WHAT IS ASKED: Rewrite the lines between the one holding "rule-1-label: Rule 1 [77, 799, 145, 826]" and the one holding "help-icon[interactable] [2383, 21, 2426, 64]", inclusive, as a numbered list, omitting any blank lines.

(Region and label listings)
__________

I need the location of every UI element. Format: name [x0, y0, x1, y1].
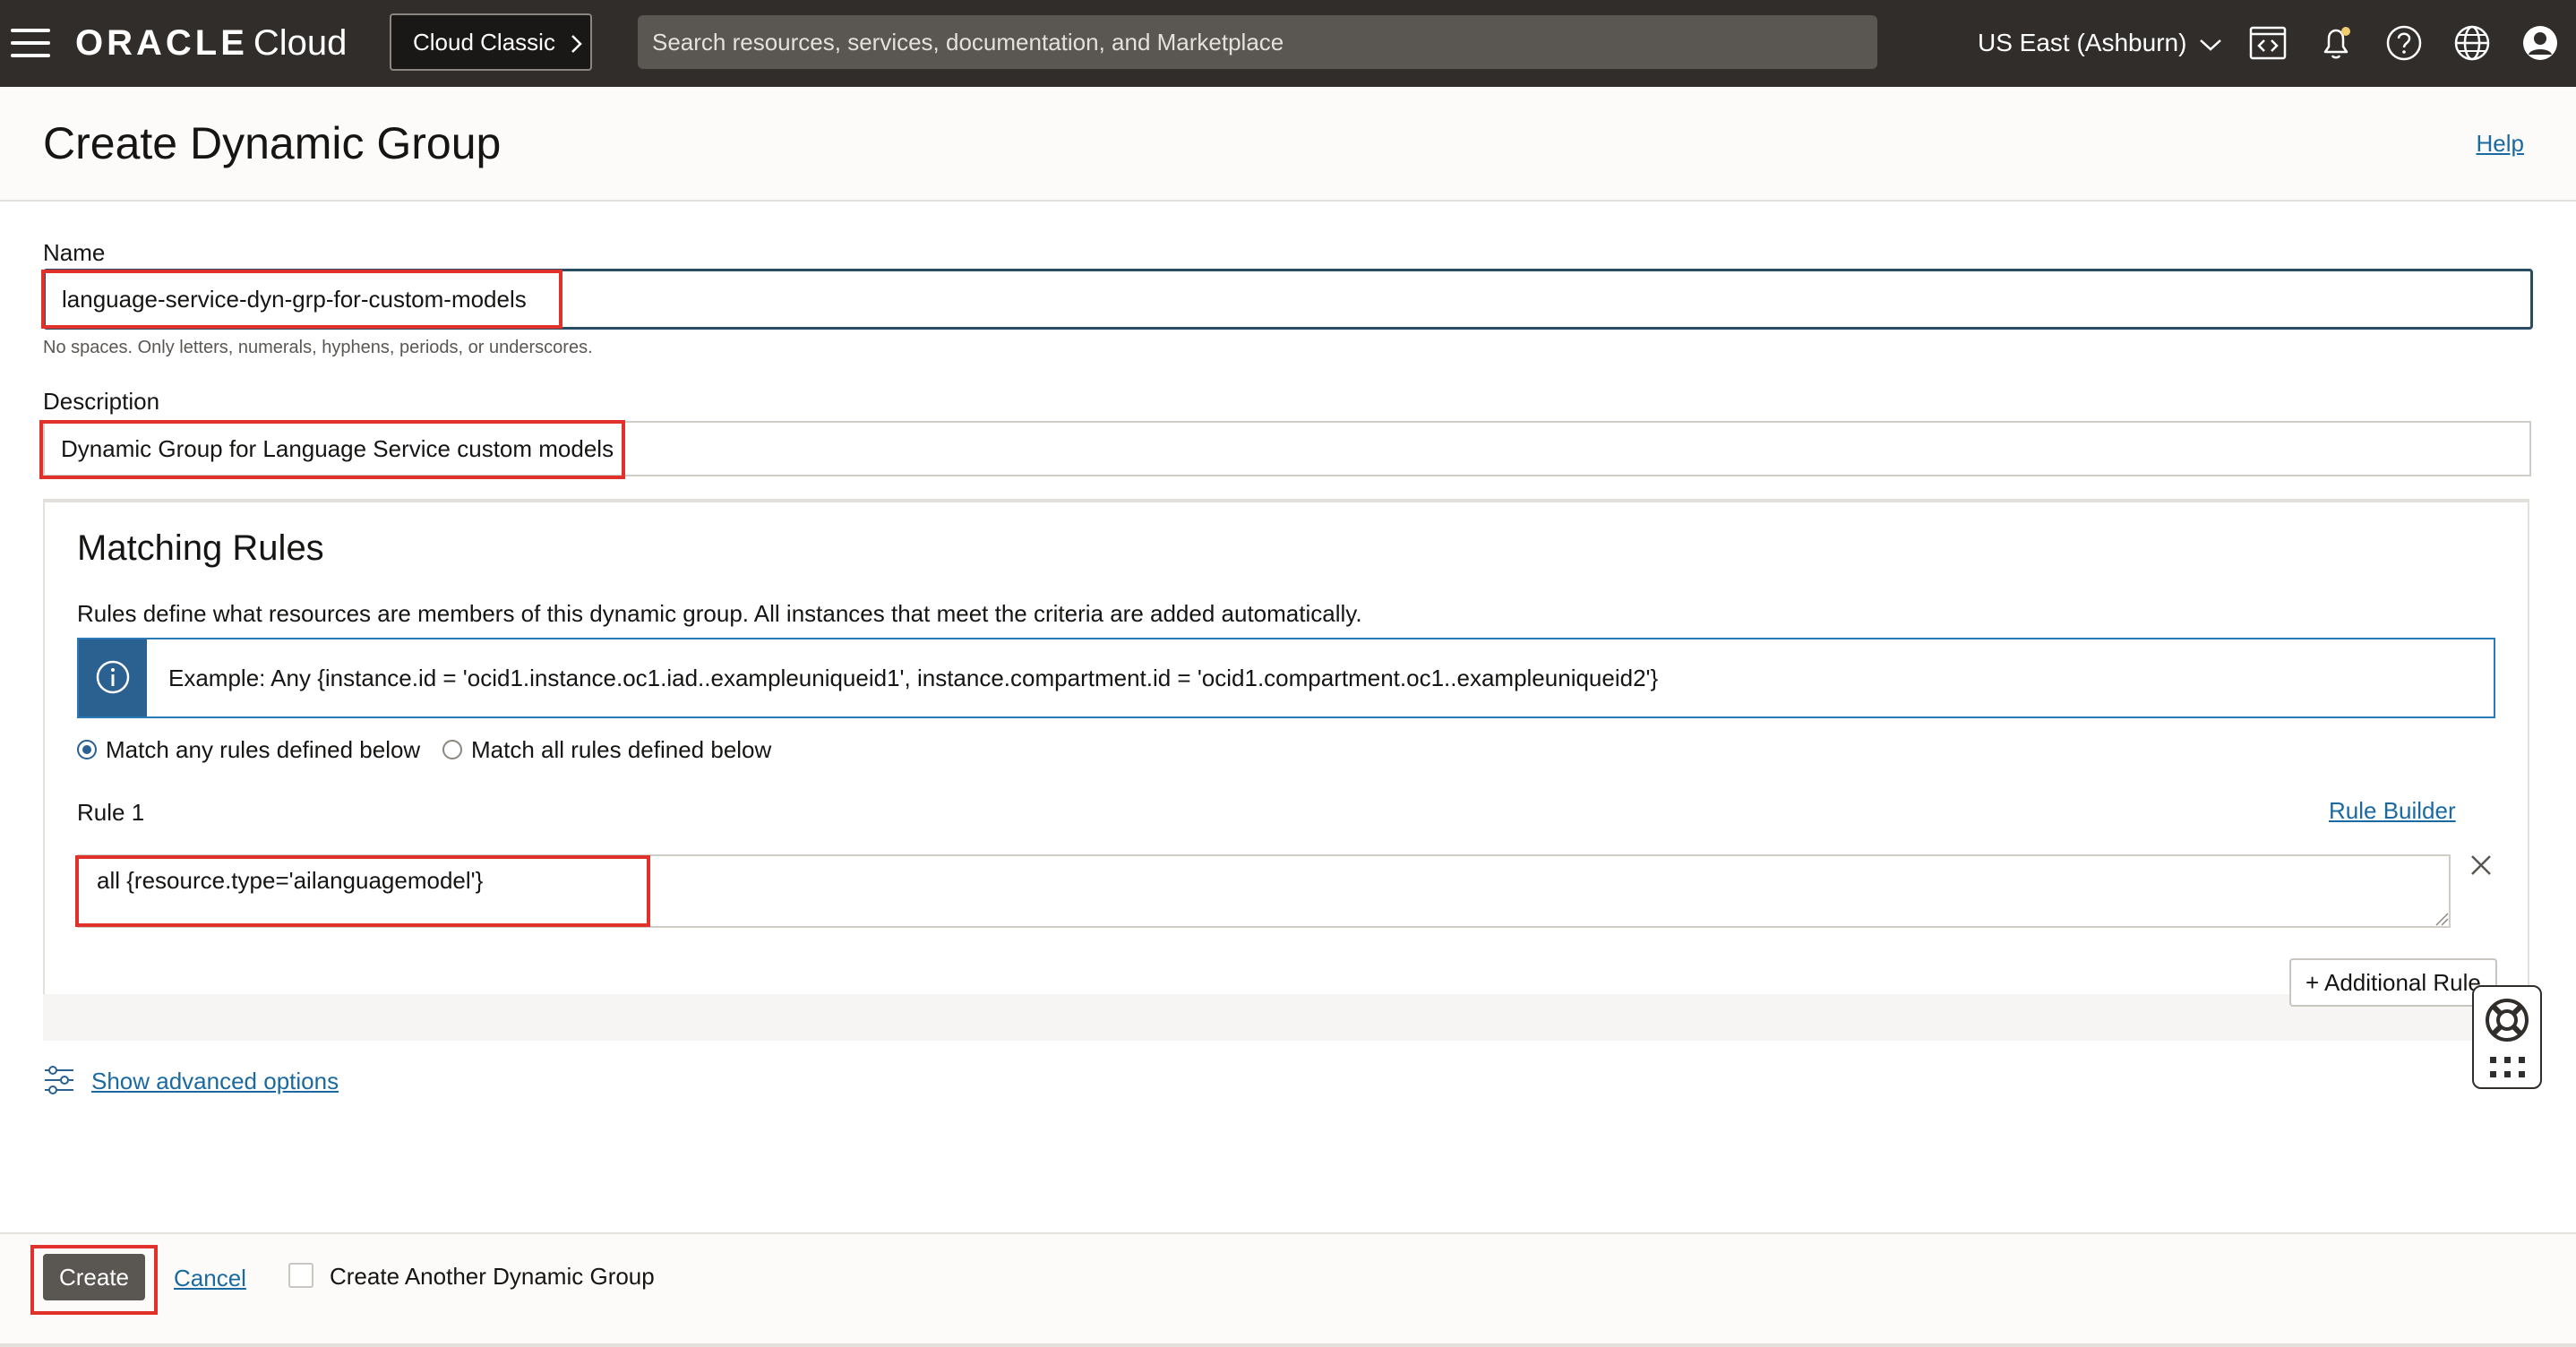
rule-1-label: Rule 1 [77, 799, 145, 826]
rule-builder-link[interactable]: Rule Builder [2329, 797, 2456, 825]
help-widget[interactable] [2472, 985, 2542, 1089]
cancel-link[interactable]: Cancel [174, 1265, 246, 1292]
close-icon[interactable] [2469, 853, 2494, 878]
matching-rules-footer-band [43, 994, 2529, 1041]
name-input[interactable] [43, 269, 2533, 330]
name-label: Name [43, 239, 106, 266]
grid-dots-icon [2490, 1057, 2525, 1077]
help-icon[interactable] [2383, 21, 2426, 64]
example-text: Example: Any {instance.id = 'ocid1.insta… [168, 665, 1659, 691]
globe-icon[interactable] [2451, 21, 2494, 64]
chevron-right-icon [571, 35, 582, 54]
lifebuoy-icon [2486, 999, 2529, 1042]
resize-handle-icon[interactable] [2434, 912, 2449, 926]
cloud-classic-label: Cloud Classic [413, 29, 555, 56]
rule-1-textarea[interactable]: all {resource.type='ailanguagemodel'} [77, 854, 2451, 928]
menu-icon[interactable] [11, 27, 50, 59]
description-label: Description [43, 388, 160, 415]
create-button[interactable]: Create [43, 1254, 145, 1300]
code-editor-icon[interactable] [2246, 21, 2289, 64]
matching-rules-description: Rules define what resources are members … [77, 600, 1362, 627]
match-any-label: Match any rules defined below [106, 736, 421, 763]
match-all-radio[interactable]: Match all rules defined below [442, 736, 771, 765]
help-link[interactable]: Help [2477, 130, 2524, 158]
profile-icon[interactable] [2519, 21, 2562, 64]
create-another-checkbox[interactable] [288, 1263, 313, 1288]
global-search-input[interactable] [638, 15, 1877, 69]
radio-unselected-indicator[interactable] [442, 740, 462, 760]
match-all-label: Match all rules defined below [471, 736, 772, 763]
create-another-label: Create Another Dynamic Group [330, 1263, 655, 1290]
name-hint: No spaces. Only letters, numerals, hyphe… [43, 338, 593, 357]
show-advanced-options-label: Show advanced options [91, 1068, 339, 1094]
radio-selected-indicator[interactable] [77, 740, 97, 760]
description-input[interactable] [43, 421, 2531, 476]
page-title: Create Dynamic Group [43, 118, 502, 168]
bottom-divider [0, 1343, 2576, 1347]
bell-icon[interactable] [2314, 21, 2357, 64]
chevron-down-icon [2200, 39, 2222, 51]
additional-rule-button[interactable]: + Additional Rule [2289, 958, 2497, 1007]
info-strip [79, 639, 147, 716]
info-icon [96, 660, 130, 694]
top-navigation-bar: ORACLECloud Cloud Classic US East (Ashbu… [0, 0, 2576, 87]
oracle-cloud-logo[interactable]: ORACLE Cloud [75, 20, 347, 66]
matching-rules-title: Matching Rules [77, 528, 324, 568]
sliders-icon [45, 1066, 73, 1094]
match-any-radio[interactable]: Match any rules defined below [77, 736, 420, 765]
logo-product: Cloud [253, 23, 348, 63]
region-selector[interactable]: US East (Ashburn) [1978, 25, 2222, 61]
page-header: Create Dynamic Group Help [0, 87, 2576, 202]
region-label: US East (Ashburn) [1978, 29, 2187, 56]
example-info-box: Example: Any {instance.id = 'ocid1.insta… [77, 638, 2495, 718]
logo-brand: ORACLE [75, 23, 248, 63]
matching-rules-panel [43, 499, 2529, 1040]
cloud-classic-button[interactable]: Cloud Classic [390, 13, 592, 71]
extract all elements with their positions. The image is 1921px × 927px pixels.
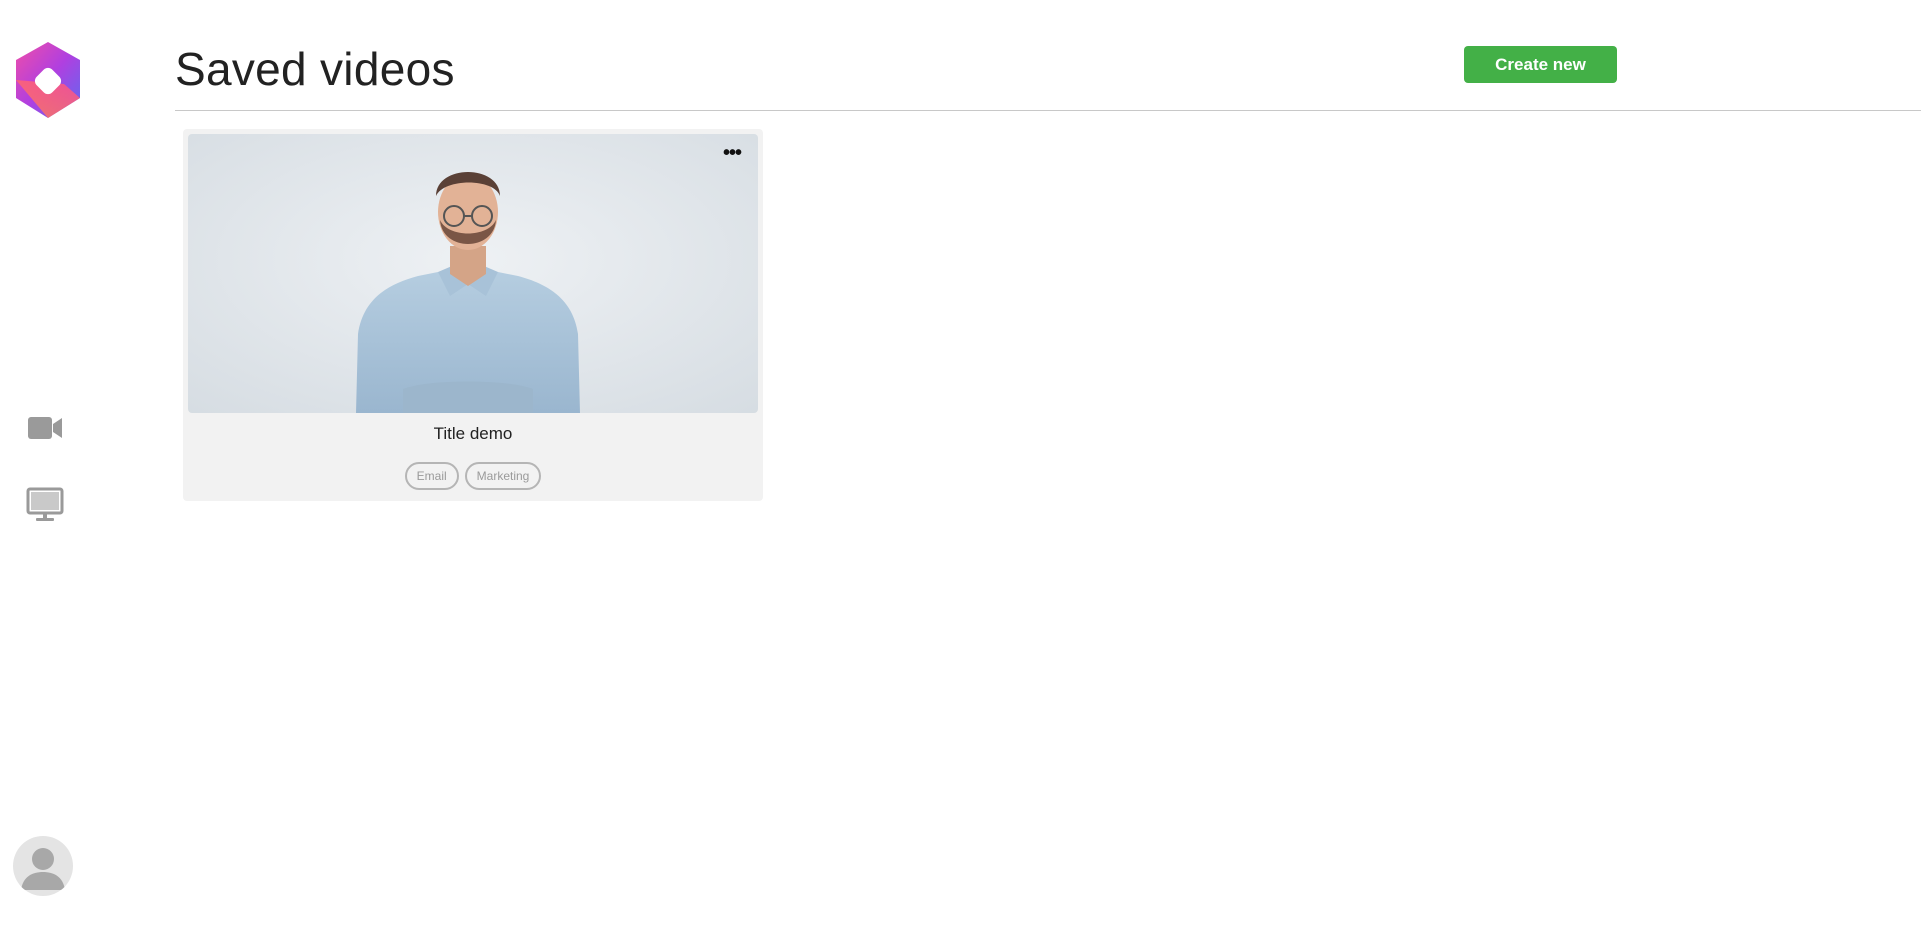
app-logo-icon[interactable]	[12, 40, 84, 120]
tag-chip[interactable]: Email	[404, 462, 459, 490]
monitor-icon[interactable]	[26, 487, 64, 523]
create-new-button[interactable]: Create new	[1464, 46, 1617, 83]
tag-list: Email Marketing	[183, 462, 763, 490]
video-camera-icon[interactable]	[26, 410, 64, 446]
page-title: Saved videos	[175, 43, 455, 95]
video-title: Title demo	[433, 424, 513, 443]
sidebar	[0, 0, 96, 927]
tag-chip[interactable]: Marketing	[464, 462, 542, 490]
user-avatar-icon[interactable]	[13, 836, 73, 896]
header-divider	[175, 110, 1921, 111]
video-card[interactable]: ••• Title demo Email Marketing	[183, 129, 763, 501]
more-options-icon[interactable]: •••	[720, 143, 744, 166]
video-thumbnail[interactable]: •••	[188, 134, 758, 413]
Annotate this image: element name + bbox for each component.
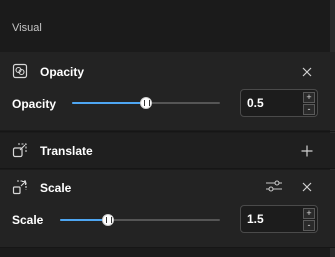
opacity-decrement-button[interactable]: - <box>303 104 315 115</box>
close-icon <box>302 67 312 77</box>
slider-thumb[interactable] <box>102 214 114 226</box>
slider-fill <box>72 102 146 104</box>
plus-icon <box>301 145 313 157</box>
translate-title: Translate <box>40 144 93 158</box>
divider <box>0 131 335 132</box>
scale-increment-button[interactable]: + <box>303 208 315 219</box>
opacity-row-label: Opacity <box>12 97 57 111</box>
scale-title: Scale <box>40 181 72 195</box>
divider <box>0 247 335 248</box>
slider-fill <box>60 219 108 221</box>
opacity-increment-button[interactable]: + <box>303 92 315 103</box>
scale-remove-button[interactable] <box>300 180 314 194</box>
scale-value[interactable]: 1.5 <box>247 212 264 226</box>
scale-row-label: Scale <box>12 213 44 227</box>
scale-group: Scale Scale 1.5 + - <box>0 170 335 247</box>
slider-thumb[interactable] <box>140 97 152 109</box>
opacity-icon <box>12 63 28 79</box>
opacity-group: Opacity Opacity 0.5 + - <box>0 52 335 130</box>
translate-icon <box>12 142 28 158</box>
scale-decrement-button[interactable]: - <box>303 220 315 231</box>
opacity-value[interactable]: 0.5 <box>247 96 264 110</box>
opacity-title: Opacity <box>40 65 85 79</box>
scale-slider[interactable] <box>60 212 220 228</box>
translate-add-button[interactable] <box>300 144 314 158</box>
section-title: Visual <box>12 22 42 34</box>
translate-group: Translate <box>0 133 335 168</box>
opacity-slider[interactable] <box>72 95 220 111</box>
scale-value-field[interactable]: 1.5 + - <box>240 205 318 233</box>
scale-icon <box>12 179 28 195</box>
opacity-remove-button[interactable] <box>300 65 314 79</box>
sliders-icon <box>266 180 282 192</box>
divider <box>0 168 335 169</box>
opacity-value-field[interactable]: 0.5 + - <box>240 89 318 117</box>
close-icon <box>302 182 312 192</box>
scale-settings-button[interactable] <box>265 179 283 193</box>
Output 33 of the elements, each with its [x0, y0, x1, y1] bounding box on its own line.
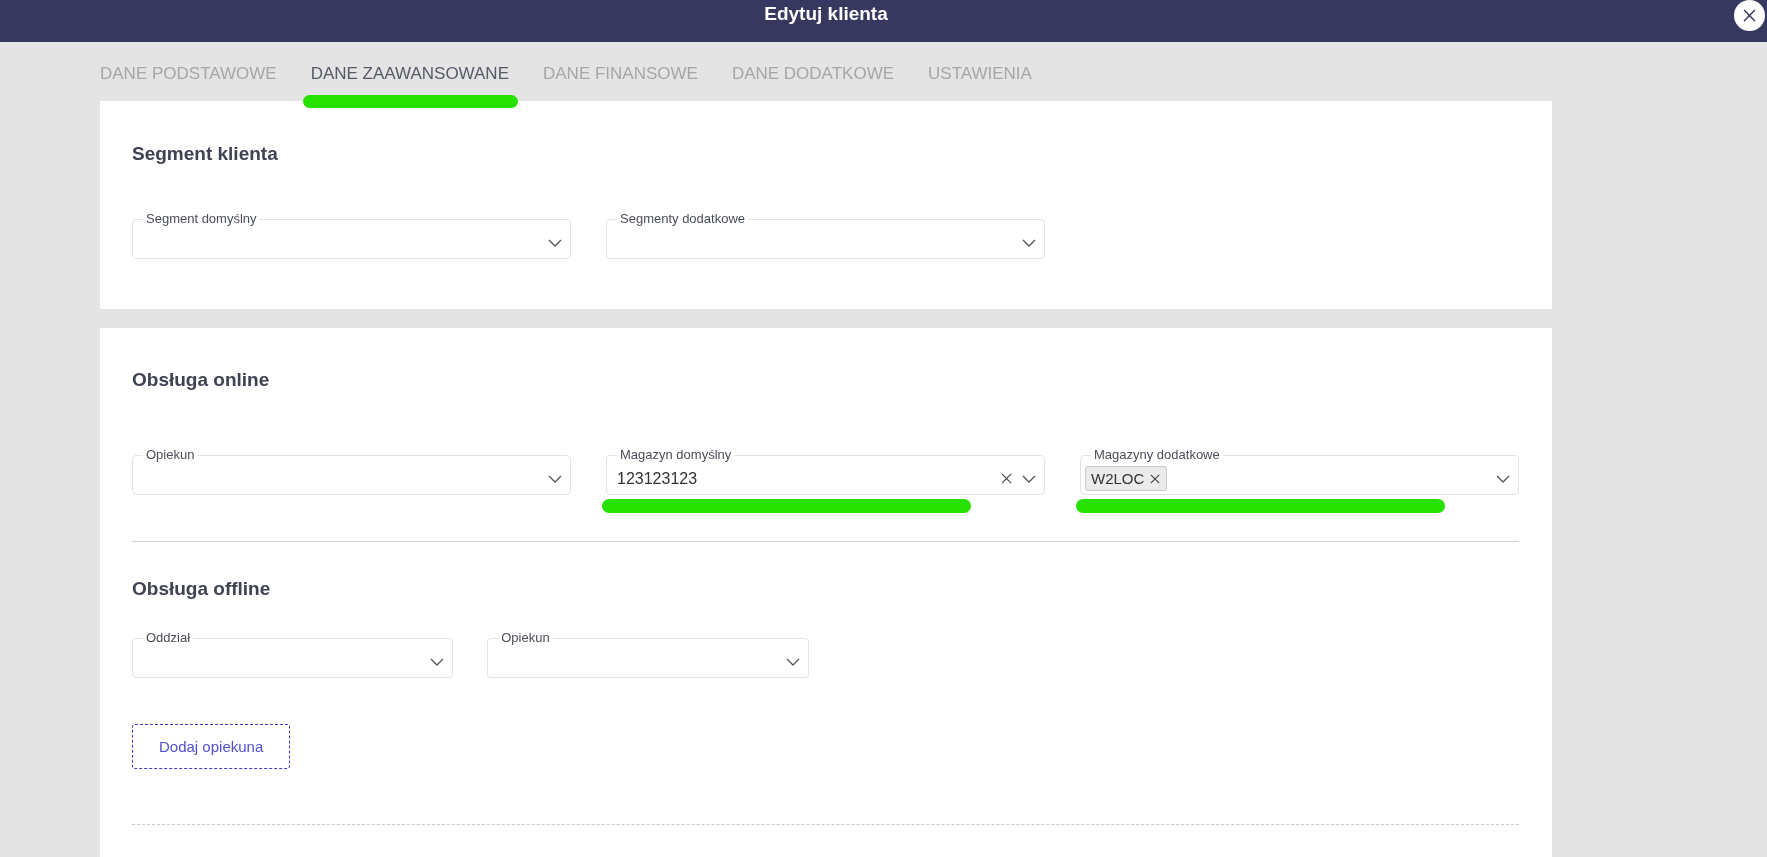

__________

THE ANSWER:
1. rule-1-label: Rule 1 [77, 799, 145, 826]
2. rule-builder-link[interactable]: Rule Builder [2329, 797, 2456, 825]
3. help-widget[interactable] [2472, 985, 2542, 1089]
4. cancel-link[interactable]: Cancel [174, 1265, 246, 1292]
5. close-icon[interactable] [2469, 853, 2494, 878]
6. matching-rules-footer-band [43, 994, 2529, 1041]
7. name-input[interactable] [43, 269, 2533, 330]
8. name-label: Name [43, 239, 106, 266]
9. grid-dots-icon [2490, 1057, 2525, 1077]
10. help-icon[interactable] [2383, 21, 2426, 64]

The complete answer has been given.